** begin **

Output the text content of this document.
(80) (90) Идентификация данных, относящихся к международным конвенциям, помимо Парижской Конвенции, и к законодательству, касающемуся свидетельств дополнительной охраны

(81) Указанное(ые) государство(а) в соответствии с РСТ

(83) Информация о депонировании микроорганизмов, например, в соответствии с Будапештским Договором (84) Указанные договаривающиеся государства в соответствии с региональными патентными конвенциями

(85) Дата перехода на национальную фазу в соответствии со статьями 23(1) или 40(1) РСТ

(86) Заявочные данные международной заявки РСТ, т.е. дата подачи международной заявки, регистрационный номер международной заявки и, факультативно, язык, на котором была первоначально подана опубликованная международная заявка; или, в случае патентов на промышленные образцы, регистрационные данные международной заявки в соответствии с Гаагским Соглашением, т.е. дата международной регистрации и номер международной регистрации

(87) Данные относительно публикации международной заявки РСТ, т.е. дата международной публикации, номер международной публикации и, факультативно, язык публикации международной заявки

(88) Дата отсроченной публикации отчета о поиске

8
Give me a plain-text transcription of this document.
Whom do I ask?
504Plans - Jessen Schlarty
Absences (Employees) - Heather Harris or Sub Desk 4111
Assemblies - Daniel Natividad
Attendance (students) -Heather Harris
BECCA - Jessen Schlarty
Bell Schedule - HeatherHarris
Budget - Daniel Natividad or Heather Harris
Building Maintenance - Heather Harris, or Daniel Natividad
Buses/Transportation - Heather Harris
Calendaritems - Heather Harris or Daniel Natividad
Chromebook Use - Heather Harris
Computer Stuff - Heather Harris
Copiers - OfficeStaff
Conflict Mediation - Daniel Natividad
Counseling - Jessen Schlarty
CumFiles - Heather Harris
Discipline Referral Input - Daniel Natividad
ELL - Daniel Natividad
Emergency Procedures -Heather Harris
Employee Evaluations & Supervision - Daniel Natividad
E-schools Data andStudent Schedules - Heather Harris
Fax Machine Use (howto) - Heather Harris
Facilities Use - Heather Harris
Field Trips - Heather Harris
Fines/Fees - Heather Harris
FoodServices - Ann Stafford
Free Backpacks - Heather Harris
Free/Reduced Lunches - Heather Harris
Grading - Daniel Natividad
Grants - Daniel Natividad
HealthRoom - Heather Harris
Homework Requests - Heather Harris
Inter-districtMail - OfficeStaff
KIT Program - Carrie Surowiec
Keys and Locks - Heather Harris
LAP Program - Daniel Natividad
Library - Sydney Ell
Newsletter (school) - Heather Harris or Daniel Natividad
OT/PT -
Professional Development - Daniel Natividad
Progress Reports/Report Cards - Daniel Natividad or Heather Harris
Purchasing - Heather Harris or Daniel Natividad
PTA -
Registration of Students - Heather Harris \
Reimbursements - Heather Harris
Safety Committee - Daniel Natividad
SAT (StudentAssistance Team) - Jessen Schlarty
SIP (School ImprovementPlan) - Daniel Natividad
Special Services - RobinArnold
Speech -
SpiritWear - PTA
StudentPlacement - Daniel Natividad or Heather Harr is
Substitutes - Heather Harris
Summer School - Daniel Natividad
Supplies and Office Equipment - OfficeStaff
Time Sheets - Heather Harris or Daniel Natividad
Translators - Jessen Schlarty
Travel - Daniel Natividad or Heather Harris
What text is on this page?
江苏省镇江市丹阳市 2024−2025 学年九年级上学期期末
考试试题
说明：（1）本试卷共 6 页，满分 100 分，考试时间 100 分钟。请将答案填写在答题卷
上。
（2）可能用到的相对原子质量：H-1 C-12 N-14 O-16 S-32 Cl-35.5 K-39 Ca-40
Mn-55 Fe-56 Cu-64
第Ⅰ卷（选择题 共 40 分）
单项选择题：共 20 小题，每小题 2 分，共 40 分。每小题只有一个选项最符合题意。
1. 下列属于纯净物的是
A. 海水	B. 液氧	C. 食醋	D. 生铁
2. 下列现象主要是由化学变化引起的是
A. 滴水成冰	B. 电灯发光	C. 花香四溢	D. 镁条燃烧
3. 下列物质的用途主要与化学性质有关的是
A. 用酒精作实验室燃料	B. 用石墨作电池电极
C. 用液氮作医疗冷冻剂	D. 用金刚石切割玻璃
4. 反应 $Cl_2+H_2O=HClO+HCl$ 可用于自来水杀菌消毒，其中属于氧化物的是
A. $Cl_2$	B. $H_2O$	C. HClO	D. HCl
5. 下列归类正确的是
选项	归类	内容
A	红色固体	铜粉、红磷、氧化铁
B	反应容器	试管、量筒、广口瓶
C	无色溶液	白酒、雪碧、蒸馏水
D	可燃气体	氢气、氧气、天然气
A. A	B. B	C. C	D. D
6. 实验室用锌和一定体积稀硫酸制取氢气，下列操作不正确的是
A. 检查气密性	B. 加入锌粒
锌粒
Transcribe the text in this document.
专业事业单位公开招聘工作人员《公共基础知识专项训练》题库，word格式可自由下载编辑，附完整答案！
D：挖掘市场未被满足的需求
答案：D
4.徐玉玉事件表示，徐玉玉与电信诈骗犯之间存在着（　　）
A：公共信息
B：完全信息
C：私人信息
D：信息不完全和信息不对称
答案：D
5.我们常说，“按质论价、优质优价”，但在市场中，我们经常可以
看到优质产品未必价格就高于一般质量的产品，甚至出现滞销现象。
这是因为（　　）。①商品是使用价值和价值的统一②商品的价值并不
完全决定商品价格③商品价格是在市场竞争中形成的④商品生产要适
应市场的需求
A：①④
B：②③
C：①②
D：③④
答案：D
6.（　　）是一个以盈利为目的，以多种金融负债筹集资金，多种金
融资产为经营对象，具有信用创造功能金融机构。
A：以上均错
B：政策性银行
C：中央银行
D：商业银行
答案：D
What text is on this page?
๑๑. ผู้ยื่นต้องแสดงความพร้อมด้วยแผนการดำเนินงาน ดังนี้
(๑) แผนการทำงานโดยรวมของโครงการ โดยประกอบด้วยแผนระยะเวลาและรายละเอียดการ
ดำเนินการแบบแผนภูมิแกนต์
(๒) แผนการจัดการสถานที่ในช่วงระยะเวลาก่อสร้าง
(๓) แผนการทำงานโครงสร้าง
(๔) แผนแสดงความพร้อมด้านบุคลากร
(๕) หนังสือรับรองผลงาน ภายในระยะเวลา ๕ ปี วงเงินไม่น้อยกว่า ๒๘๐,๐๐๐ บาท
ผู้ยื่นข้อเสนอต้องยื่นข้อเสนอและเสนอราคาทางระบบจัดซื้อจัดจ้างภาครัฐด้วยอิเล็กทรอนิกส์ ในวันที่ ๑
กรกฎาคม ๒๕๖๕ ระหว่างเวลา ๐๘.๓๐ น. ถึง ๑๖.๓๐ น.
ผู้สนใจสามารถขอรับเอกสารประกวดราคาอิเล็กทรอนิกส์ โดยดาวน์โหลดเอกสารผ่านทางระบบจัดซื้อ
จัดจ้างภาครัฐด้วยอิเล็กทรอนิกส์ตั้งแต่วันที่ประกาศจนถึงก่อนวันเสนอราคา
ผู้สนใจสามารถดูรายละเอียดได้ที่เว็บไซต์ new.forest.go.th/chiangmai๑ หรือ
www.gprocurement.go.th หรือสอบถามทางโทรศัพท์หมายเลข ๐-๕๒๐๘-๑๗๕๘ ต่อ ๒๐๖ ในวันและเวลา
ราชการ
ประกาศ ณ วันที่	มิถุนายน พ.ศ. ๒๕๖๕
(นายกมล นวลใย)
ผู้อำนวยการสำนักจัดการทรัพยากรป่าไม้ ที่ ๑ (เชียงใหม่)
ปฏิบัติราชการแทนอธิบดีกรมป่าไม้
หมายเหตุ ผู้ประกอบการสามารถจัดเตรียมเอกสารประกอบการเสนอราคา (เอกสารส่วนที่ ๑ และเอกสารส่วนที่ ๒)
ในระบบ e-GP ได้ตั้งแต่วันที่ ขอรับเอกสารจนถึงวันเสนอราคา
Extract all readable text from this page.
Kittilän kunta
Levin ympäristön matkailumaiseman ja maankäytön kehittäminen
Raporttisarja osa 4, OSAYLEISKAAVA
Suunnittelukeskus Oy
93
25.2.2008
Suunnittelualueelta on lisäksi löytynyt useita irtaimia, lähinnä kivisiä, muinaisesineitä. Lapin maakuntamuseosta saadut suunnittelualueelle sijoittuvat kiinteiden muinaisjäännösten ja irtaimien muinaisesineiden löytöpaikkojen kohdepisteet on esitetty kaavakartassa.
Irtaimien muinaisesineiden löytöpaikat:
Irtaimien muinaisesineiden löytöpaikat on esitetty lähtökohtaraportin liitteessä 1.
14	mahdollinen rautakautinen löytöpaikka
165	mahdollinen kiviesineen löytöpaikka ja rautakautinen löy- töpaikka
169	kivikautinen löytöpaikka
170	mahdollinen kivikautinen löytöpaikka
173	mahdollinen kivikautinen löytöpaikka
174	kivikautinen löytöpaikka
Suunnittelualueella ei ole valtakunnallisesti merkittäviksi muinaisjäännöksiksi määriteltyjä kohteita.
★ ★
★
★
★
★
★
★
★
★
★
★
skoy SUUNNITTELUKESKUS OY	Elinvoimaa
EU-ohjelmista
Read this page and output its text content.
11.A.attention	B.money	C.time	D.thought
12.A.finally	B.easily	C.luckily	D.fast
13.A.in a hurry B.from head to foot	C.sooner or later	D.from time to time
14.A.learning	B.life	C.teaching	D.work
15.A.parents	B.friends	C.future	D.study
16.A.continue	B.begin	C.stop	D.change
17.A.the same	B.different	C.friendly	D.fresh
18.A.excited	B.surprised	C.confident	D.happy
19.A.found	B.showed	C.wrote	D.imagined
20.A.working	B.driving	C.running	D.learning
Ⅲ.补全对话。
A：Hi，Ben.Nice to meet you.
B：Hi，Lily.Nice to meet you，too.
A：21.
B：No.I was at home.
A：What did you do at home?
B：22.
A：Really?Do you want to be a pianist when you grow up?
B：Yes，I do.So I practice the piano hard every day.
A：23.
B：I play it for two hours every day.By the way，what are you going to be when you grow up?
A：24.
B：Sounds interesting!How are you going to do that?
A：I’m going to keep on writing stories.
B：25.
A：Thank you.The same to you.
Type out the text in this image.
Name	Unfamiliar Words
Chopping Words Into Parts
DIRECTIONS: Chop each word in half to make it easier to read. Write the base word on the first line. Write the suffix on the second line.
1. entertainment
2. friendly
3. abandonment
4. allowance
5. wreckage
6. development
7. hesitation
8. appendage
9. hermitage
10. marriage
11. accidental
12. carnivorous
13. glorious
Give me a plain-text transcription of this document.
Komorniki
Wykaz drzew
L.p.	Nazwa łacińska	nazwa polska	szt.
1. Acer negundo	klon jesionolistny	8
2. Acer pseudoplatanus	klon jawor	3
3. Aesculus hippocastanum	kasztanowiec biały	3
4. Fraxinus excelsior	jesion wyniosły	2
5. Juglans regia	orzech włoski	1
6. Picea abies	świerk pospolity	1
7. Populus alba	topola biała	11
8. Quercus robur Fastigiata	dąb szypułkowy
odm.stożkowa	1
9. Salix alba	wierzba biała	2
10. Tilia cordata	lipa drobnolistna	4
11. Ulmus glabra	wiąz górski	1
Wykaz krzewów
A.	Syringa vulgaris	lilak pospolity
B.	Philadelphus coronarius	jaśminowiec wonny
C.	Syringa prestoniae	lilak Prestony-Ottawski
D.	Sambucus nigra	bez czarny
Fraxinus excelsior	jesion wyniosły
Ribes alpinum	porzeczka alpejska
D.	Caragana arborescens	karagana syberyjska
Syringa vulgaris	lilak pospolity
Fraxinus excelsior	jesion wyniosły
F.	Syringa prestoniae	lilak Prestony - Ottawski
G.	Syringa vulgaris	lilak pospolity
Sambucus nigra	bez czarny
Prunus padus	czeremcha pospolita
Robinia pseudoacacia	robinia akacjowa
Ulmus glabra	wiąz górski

** end **

_Set task_:
Gather every line containing the word "Program" and copy it.

_Answer to this problem_:
KIT Program - Carrie Surowiec
LAP Program - Daniel Natividad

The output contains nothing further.